Task:
Copy out all the lines where "subtitle" shows up.

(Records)
____
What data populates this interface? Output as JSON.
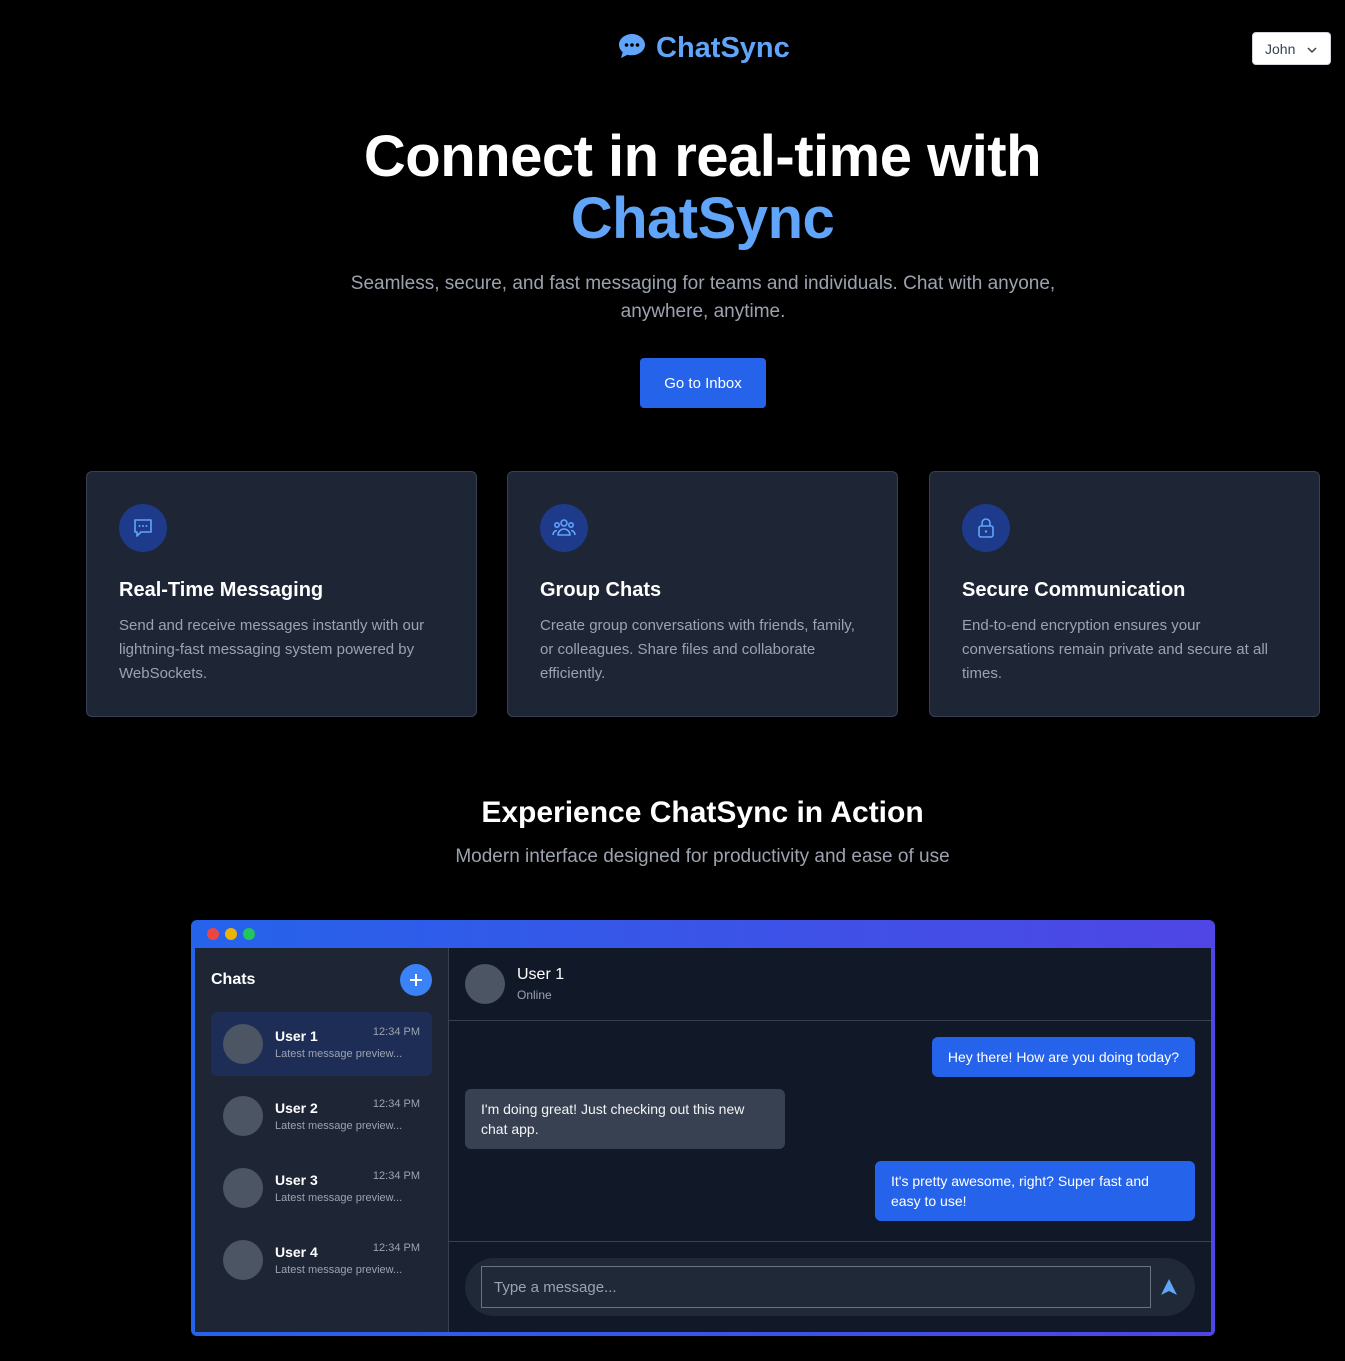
{
  "header": {
    "brand": "ChatSync",
    "brand_icon": "chat-bubble-icon",
    "user_select_value": "John"
  },
  "hero": {
    "title_line1": "Connect in real-time with",
    "title_line2": "ChatSync",
    "subtitle": "Seamless, secure, and fast messaging for teams and individuals. Chat with anyone, anywhere, anytime.",
    "cta_label": "Go to Inbox"
  },
  "features": [
    {
      "icon": "message-icon",
      "title": "Real-Time Messaging",
      "text": "Send and receive messages instantly with our lightning-fast messaging system powered by WebSockets."
    },
    {
      "icon": "group-icon",
      "title": "Group Chats",
      "text": "Create group conversations with friends, family, or colleagues. Share files and collaborate efficiently."
    },
    {
      "icon": "lock-icon",
      "title": "Secure Communication",
      "text": "End-to-end encryption ensures your conversations remain private and secure at all times."
    }
  ],
  "showcase": {
    "title": "Experience ChatSync in Action",
    "subtitle": "Modern interface designed for productivity and ease of use"
  },
  "mockup": {
    "sidebar_title": "Chats",
    "chats": [
      {
        "name": "User 1",
        "time": "12:34 PM",
        "preview": "Latest message preview..."
      },
      {
        "name": "User 2",
        "time": "12:34 PM",
        "preview": "Latest message preview..."
      },
      {
        "name": "User 3",
        "time": "12:34 PM",
        "preview": "Latest message preview..."
      },
      {
        "name": "User 4",
        "time": "12:34 PM",
        "preview": "Latest message preview..."
      }
    ],
    "active_chat": {
      "name": "User 1",
      "status": "Online"
    },
    "messages": [
      {
        "dir": "out",
        "text": "Hey there! How are you doing today?"
      },
      {
        "dir": "in",
        "text": "I'm doing great! Just checking out this new chat app."
      },
      {
        "dir": "out",
        "text": "It's pretty awesome, right? Super fast and easy to use!"
      }
    ],
    "input_placeholder": "Type a message..."
  },
  "colors": {
    "accent": "#60a5fa",
    "primary": "#2563eb",
    "card_bg": "#1e2535",
    "window_dot_red": "#ef4444",
    "window_dot_yellow": "#eab308",
    "window_dot_green": "#22c55e"
  }
}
____
Response for this exercise:
    "subtitle": "Seamless, secure, and fast messaging for teams and individuals. Chat with anyone, anywhere, anytime.",
    "subtitle": "Modern interface designed for productivity and ease of use"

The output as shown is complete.